Eran, mucho me temo, mejores tiempos que este que ahora toca y podía pasarme las horas jugando a la pelota. Detrás de un barrio que no ahorró pompa en su nombre: Esfuerzo Propio, había una cancha grande, donde podíamos darnos el lujo de hacer partidos de once contra once, lo que era placentero, sobre todo llegado el tiempo de proteger las escasas energías remanentes hasta que se restablecieran. Uno se recostaba sobre una de las bandas y podía pasar largos minutos lejos de la pelota y de la faena, cambiaba el aire y volvía a batallar.
De las hazañas de mi equipo es mejor prescindir de los detalles, al cabo todo está ya prolijamente olvidado, sin embargo no puedo evitar el cariñoso de recuerdo del día en que aprendí que le pegaba maravillosamente a la pelota. La agarraba en cualquier lado y le aplicaba un suave golpe en alguno de sus cascos y la pelota, si bien no iba donde yo pretendía, cobraba una vida propia muy lejos de las intenciones del arquero. Nunca supe cómo hacía. No eran demasiadas las variables que controlaba. Apenas elegir en qué casco le pegaba, con qué parte del pie y qué recorrido hacía la pierna hasta el consabido castigo. En cuanto a la fuerza siempre fue poca. Mucho mejor me iba pateando los tobillos de mis adversarios.
Lo que sí puedo decir que pasé en limpio, y lo hice a partir de una limitación no demasiado severa en el ámbito aficionado, fue que nunca podría patear con el pie izquierdo o que si lo hacía corría demasiado peligro de caerme sobre las piedras de punta de las que estaba llena la cancha y lastimarme. Siempre he sido demasiado impresionable con la sangre, mucho más tratándose de la mía pero más temores me asaltaban cuando me imaginaba las preocupaciones de mi madre al ver a su vástago preferido mortalmente herido, así que no había mayor opción: siempre con suavidad, siempre con la derecha, la izquierda sólo sería el apoyo y ahora a ese respecto necesito saciar ese interrogante: ¿por qué uno ataca con lo más duro y apoya su defensa en lo más débil? ¿No es acaso la materialización de la vocación destructiva que reside en el espíritu de todos los hombres? En efecto: en vez de educar la ductilidad que nos haga reversibles, permeables a las necesidades del medio, preferimos aguzar el sentido ofensivo. Tempranamente asumimos el carácter incorregible de nuestras debilidades y edificamos sobre en su derredor el armazón, el esqueleto; que las terminaciones sean, en lo posible, bruscas, de suerte que el que nos vea proceder sepa que no le resultará sencillo acceder a los compartimentos sensibles; antes deberá correr demasiados riesgos.

> **TAREA 1**
¿Cómo se llamaba el barrio detrás del cual estaba la cancha grande, según el texto para leer?
> **TAREA 2**
Edita el fragmento del texto para leer que va desde "De las hazañas" hasta "de mis adversarios.", incluido este último, y sustituye "arquero" por "portero".

> **EXTRACTO DE DATOS**
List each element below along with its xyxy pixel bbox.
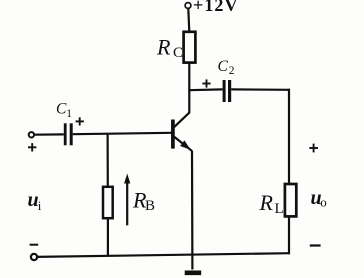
+12V supply terminal bbox=[185, 3, 191, 9]
transistor Q1 emitter arrowhead bbox=[180, 140, 190, 149]
plus sign at C1 bbox=[76, 117, 84, 125]
plus sign at input terminal bbox=[28, 143, 36, 151]
plus sign at output bbox=[309, 144, 318, 153]
svg-text:L: L bbox=[275, 201, 284, 217]
svg-text:1: 1 bbox=[66, 108, 72, 120]
minus sign at output bottom bbox=[310, 244, 321, 246]
input bottom terminal bbox=[31, 254, 37, 260]
transistor Q1 base bar bbox=[171, 120, 175, 149]
svg-text:o: o bbox=[320, 195, 327, 210]
wire collector node to C2 bbox=[188, 88, 222, 91]
wire RL to bottom corner bbox=[288, 216, 290, 254]
resistor RC bbox=[184, 32, 196, 63]
capacitor C2 bbox=[223, 80, 226, 102]
svg-text:+12V: +12V bbox=[193, 0, 238, 15]
wire C2 to right corner bbox=[231, 88, 290, 91]
transistor Q1 collector stroke bbox=[174, 112, 190, 127]
input top terminal bbox=[29, 132, 34, 137]
bottom wire bbox=[36, 253, 290, 257]
wire C1 to base bbox=[73, 133, 172, 134]
resistor RL bbox=[285, 184, 296, 216]
transistor Q1 emitter stroke bbox=[174, 137, 192, 151]
emitter wire down bbox=[191, 151, 194, 270]
wire input terminal to C1 bbox=[34, 133, 64, 136]
plus sign at C2 bbox=[202, 79, 210, 87]
wire RB branch down bbox=[106, 134, 108, 188]
minus sign at input bottom bbox=[30, 244, 39, 246]
wire supply to RC bbox=[188, 9, 189, 32]
wire RC to collector node bbox=[188, 63, 190, 113]
wire RB to bottom wire bbox=[107, 218, 109, 256]
svg-text:2: 2 bbox=[229, 65, 235, 77]
capacitor C1 bbox=[64, 123, 67, 145]
resistor RB bbox=[103, 187, 113, 218]
svg-text:R: R bbox=[259, 190, 274, 215]
svg-text:R: R bbox=[156, 35, 171, 60]
svg-text:B: B bbox=[145, 198, 155, 214]
ground bbox=[185, 270, 202, 275]
svg-text:C: C bbox=[173, 45, 183, 61]
arrow (RB current direction) bbox=[126, 181, 128, 225]
svg-text:C: C bbox=[218, 58, 229, 75]
svg-text:i: i bbox=[38, 198, 42, 213]
wire right branch down to RL bbox=[288, 89, 290, 184]
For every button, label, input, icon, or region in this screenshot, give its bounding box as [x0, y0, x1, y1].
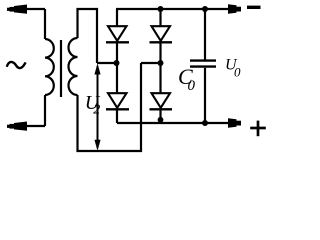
capacitor C0: [190, 9, 216, 123]
plus terminal label: [250, 121, 266, 137]
wire: secondary bottom loop (down, right, up): [78, 63, 142, 151]
junction node B: [158, 60, 164, 66]
arrow: bottom bus output pointing right: [228, 118, 241, 127]
wire: primary bottom vertical: [44, 95, 46, 126]
voltage arrow U2 (double headed): [94, 64, 100, 151]
diode D3 (bottom left of bridge): [106, 63, 129, 123]
minus terminal label: [247, 6, 261, 9]
transformer secondary winding: [69, 38, 78, 95]
svg-text:2: 2: [93, 103, 100, 118]
diode D1 (top left of bridge): [106, 9, 129, 63]
wire: bottom AC lead horizontal: [9, 125, 45, 127]
junction D2 top on bus: [158, 6, 164, 12]
wire: bottom output bus: [117, 122, 237, 124]
junction capacitor top on bus: [202, 6, 208, 12]
wire: top output bus: [116, 8, 237, 10]
wire: node A horizontal: [97, 62, 117, 64]
junction node A: [114, 60, 120, 66]
wire: top AC lead horizontal: [9, 8, 45, 10]
junction D4 bottom on bus: [158, 117, 164, 123]
junction capacitor bottom on bus: [202, 120, 208, 126]
transformer core line: [60, 40, 62, 97]
arrow: top bus output pointing right: [228, 4, 241, 13]
diode D2 (top right of bridge): [150, 9, 173, 63]
wire: node B horizontal: [141, 62, 161, 64]
diode D4 (bottom right of bridge): [150, 63, 173, 123]
arrow: top AC lead pointing left: [7, 5, 27, 14]
svg-text:0: 0: [188, 78, 196, 94]
wire: secondary top to node A (up, right, down): [78, 9, 98, 63]
arrow: bottom AC lead pointing left: [7, 122, 27, 131]
ac source symbol ~: [7, 62, 26, 68]
wire: primary top vertical: [44, 9, 46, 39]
transformer primary winding: [45, 39, 54, 95]
svg-text:0: 0: [234, 65, 241, 80]
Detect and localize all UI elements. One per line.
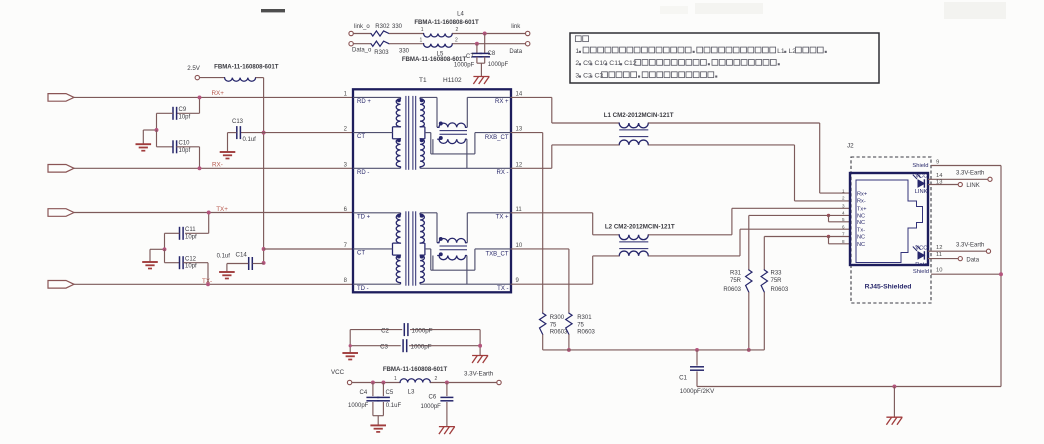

> **RESPUESTA 1**
Esfuerzo Propio.

> **RESPUESTA 2**
De las hazañas de mi equipo es mejor prescindir de los detalles, al cabo todo está ya prolijamente olvidado, sin embargo no puedo evitar el cariñoso de recuerdo del día en que aprendí que le pegaba maravillosamente a la pelota. La agarraba en cualquier lado y le aplicaba un suave golpe en alguno de sus cascos y la pelota, si bien no iba donde yo pretendía, cobraba una vida propia muy lejos de las intenciones del portero. Nunca supe cómo hacía. No eran demasiadas las variables que controlaba. Apenas elegir en qué casco le pegaba, con qué parte del pie y qué recorrido hacía la pierna hasta el consabido castigo. En cuanto a la fuerza siempre fue poca. Mucho mejor me iba pateando los tobillos de mis adversarios.